>> START Passage shown

Mirabai

​Mirabai (Meera, Mira) was a 15/16th Century devotional poet. She composed over 1,000 devotional bhajans expressing her love for Lord Krishna.

My Beloved dwells in my heart,I have actually seen that Abode of Joy.Mira’s Lord is Hari, the Indestructible.
—Mirabai

About Mirabai

“Mirabai was a devotee of the high, higher, highest order. Among the saints of India, she is absolutely unparalleled. She composed many, many bhajans, which are prayerful songs to God. Each song Mirabai wrote expressed her inspiration, aspiration and sleepless self-giving.”
—Sri Chinmoy

From an early age Mirabai felt an irresistible attraction and devotion to Sri Krishna. As a young child she was given a doll of Krishna, which she worshipped as if it embodied the living presence of Krishna. Although people misunderstood her, she considered Krishna to be both her best friend, lover and husband. Swami Sivananda said of Mirabai

It is extremely difficult to find a parallel to this wonderful personality – Mira – a saint, a philosopher, a poet and a sage. She was a versatile genius and a magnanimous soul. Her life has a singular charm, with extraordinary beauty and marvel.

Precise information about the life of Mirabai is hard to verify. However with the help of her poetry, and the writings of others; historians have pieced together the different elements of her life.

>> END Passage shown
>> START Stored rows

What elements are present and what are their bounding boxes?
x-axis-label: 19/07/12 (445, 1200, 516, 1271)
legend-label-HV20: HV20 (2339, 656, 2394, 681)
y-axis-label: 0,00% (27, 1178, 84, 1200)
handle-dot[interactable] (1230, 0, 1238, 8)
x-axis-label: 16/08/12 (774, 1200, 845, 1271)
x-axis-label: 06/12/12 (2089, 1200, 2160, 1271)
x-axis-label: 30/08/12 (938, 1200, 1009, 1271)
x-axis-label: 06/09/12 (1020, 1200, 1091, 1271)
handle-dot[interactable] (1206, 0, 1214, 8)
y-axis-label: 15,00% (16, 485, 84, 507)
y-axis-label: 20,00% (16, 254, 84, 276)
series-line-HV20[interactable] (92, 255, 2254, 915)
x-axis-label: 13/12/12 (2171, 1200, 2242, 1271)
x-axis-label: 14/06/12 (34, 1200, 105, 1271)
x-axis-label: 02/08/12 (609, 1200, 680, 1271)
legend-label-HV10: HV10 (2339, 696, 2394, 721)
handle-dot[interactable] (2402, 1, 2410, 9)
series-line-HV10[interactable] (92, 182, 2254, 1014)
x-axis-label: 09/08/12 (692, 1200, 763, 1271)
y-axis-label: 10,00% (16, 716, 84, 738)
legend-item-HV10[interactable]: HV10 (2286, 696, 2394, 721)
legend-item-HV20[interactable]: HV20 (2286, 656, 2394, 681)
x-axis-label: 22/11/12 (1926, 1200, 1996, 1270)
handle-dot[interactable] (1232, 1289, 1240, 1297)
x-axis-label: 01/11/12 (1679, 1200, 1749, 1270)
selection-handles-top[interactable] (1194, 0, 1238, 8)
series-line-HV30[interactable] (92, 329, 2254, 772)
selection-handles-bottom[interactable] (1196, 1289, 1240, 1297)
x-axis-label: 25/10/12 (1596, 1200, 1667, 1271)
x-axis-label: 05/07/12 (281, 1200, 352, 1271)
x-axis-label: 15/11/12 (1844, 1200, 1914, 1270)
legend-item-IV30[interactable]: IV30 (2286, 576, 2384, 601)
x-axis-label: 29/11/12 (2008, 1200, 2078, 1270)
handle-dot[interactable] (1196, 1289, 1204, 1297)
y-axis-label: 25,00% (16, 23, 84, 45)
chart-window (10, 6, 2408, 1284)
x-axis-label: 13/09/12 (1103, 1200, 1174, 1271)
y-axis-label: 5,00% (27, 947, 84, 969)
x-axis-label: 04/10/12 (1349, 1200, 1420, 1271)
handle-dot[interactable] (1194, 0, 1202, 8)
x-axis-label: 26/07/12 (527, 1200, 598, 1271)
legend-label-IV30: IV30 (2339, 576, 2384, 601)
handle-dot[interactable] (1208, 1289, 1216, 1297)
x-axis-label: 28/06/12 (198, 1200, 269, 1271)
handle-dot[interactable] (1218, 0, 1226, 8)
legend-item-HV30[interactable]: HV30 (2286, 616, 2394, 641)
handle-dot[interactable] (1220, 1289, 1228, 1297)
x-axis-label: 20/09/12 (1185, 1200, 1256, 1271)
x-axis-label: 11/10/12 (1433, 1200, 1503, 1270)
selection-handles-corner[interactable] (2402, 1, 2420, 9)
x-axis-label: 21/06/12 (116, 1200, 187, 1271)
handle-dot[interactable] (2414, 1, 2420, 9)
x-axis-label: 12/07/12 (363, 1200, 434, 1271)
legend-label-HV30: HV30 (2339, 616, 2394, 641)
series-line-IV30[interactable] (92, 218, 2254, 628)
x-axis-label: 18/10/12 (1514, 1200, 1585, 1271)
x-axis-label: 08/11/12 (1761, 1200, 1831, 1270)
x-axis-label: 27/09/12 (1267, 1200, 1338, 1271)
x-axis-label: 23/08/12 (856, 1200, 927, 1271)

>> END Stored rows

* Tasks to carry out *
1. From the passage on Mirabai, list each of the roles Swami Sivananda assigns to Mira.
2. According to the passage on Mirabai, how many devotional bhajans did she compose?
3. Decide whether each statement agrees with the passage on Mirabai:
(a) Mirabai received a doll of Krishna when she was a young child.
(b) Precise details of Mirabai's life are easy to confirm.
(c) In the quotation from Sri Chinmoy, bhajans are described as prayerful songs to God.

* Outputs by task *
1.
a saint
a philosopher
a poet
a sage

2. She composed over 1,000 devotional bhajans.

3.
(a) Yes: "As a young child she was given a doll of Krishna"
(b) No: "Precise information about the life of Mirabai is hard to verify."
(c) Yes: "bhajans, which are prayerful songs to God"